= Directions for this task =
Please list all lines of the material below in which the string "usually" occurs.

= Recorded data =
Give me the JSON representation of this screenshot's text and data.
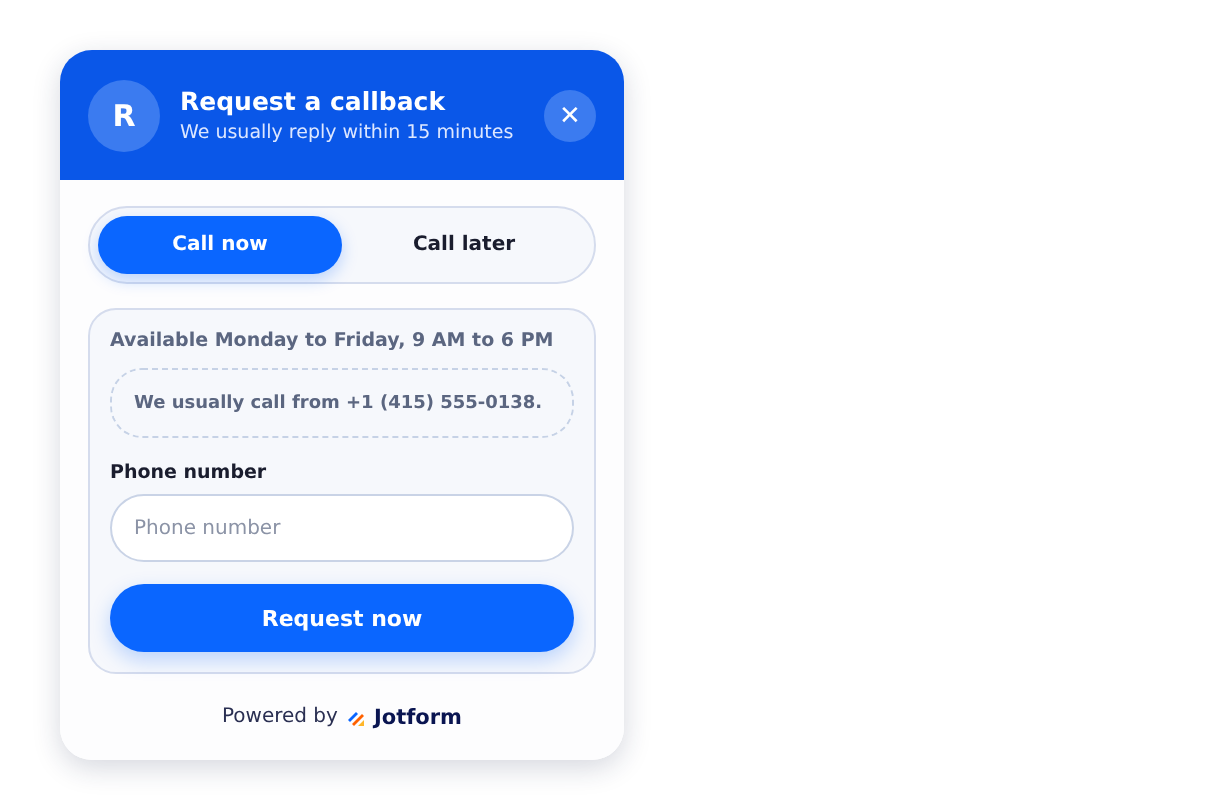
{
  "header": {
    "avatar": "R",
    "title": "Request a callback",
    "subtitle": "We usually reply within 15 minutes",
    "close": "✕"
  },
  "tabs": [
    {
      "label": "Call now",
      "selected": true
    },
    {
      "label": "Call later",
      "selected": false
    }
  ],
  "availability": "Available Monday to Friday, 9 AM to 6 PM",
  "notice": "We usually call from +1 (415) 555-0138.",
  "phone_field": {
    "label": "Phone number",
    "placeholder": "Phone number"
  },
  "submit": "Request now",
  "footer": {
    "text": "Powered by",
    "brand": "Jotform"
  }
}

---

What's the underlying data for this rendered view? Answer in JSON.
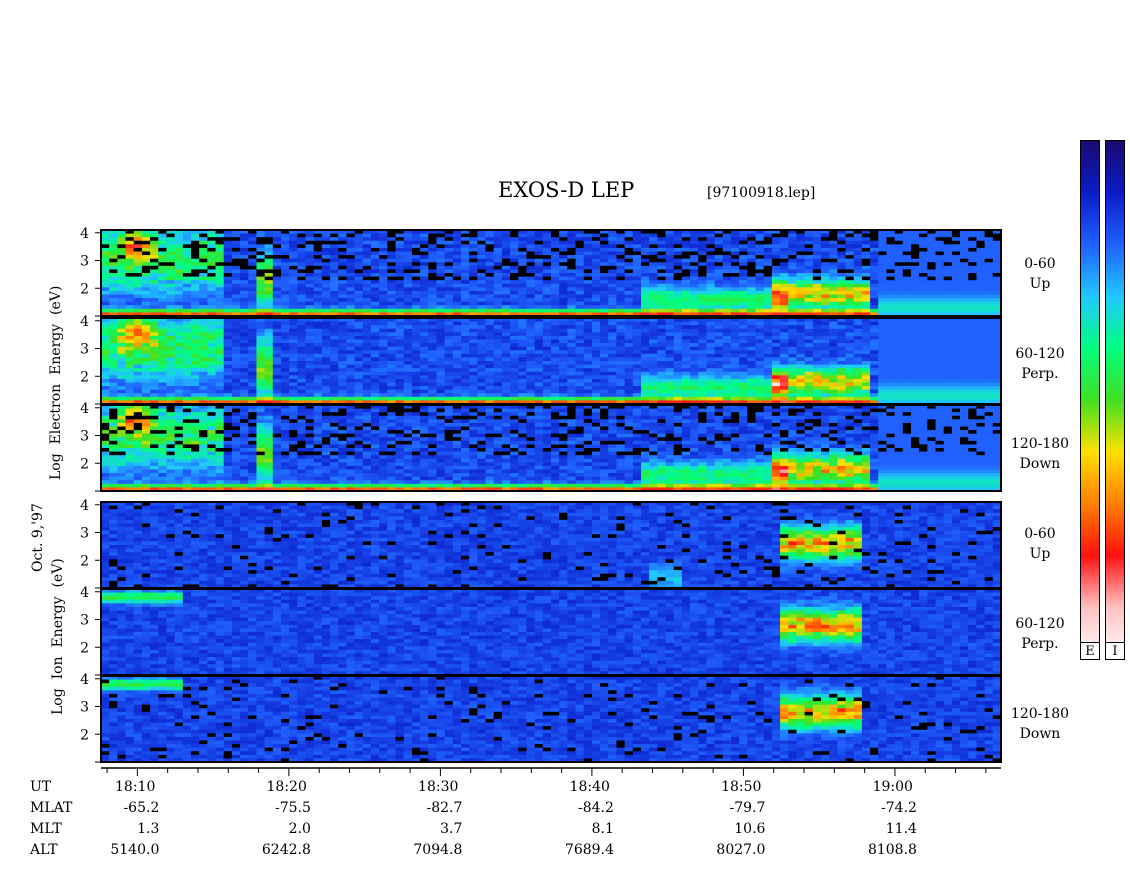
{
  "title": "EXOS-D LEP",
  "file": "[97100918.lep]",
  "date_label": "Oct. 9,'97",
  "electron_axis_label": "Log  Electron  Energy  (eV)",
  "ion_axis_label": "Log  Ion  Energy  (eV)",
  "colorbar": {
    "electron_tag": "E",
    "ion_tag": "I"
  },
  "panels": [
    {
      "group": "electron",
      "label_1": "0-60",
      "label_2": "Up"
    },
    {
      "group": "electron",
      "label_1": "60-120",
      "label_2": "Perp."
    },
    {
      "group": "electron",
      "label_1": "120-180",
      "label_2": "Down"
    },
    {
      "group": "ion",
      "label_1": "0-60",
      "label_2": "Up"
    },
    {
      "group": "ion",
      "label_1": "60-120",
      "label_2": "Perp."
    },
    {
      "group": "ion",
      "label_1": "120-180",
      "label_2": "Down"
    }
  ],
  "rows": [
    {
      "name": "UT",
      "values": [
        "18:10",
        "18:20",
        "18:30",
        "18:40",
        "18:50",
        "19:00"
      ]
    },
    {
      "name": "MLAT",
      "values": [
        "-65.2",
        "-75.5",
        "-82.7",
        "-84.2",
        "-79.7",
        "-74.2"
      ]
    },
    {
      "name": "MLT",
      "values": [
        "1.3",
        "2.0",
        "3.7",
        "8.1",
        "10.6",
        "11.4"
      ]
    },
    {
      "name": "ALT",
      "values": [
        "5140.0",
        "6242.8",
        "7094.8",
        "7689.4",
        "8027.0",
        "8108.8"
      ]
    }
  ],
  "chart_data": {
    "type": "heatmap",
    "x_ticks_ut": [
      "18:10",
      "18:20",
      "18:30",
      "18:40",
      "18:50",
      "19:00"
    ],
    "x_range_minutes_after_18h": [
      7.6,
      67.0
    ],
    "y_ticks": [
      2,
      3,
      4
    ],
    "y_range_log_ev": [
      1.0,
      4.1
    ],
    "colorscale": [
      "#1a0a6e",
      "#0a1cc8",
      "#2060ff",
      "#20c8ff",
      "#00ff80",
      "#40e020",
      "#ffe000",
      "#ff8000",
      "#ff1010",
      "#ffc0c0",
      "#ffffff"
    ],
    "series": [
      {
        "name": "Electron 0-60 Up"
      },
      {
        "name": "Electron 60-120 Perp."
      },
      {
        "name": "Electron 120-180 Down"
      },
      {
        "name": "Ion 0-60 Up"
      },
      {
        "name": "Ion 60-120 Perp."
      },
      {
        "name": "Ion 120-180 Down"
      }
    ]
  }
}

= The solution =
    "subtitle": "We usually reply within 15 minutes",
  "notice": "We usually call from +1 (415) 555-0138.",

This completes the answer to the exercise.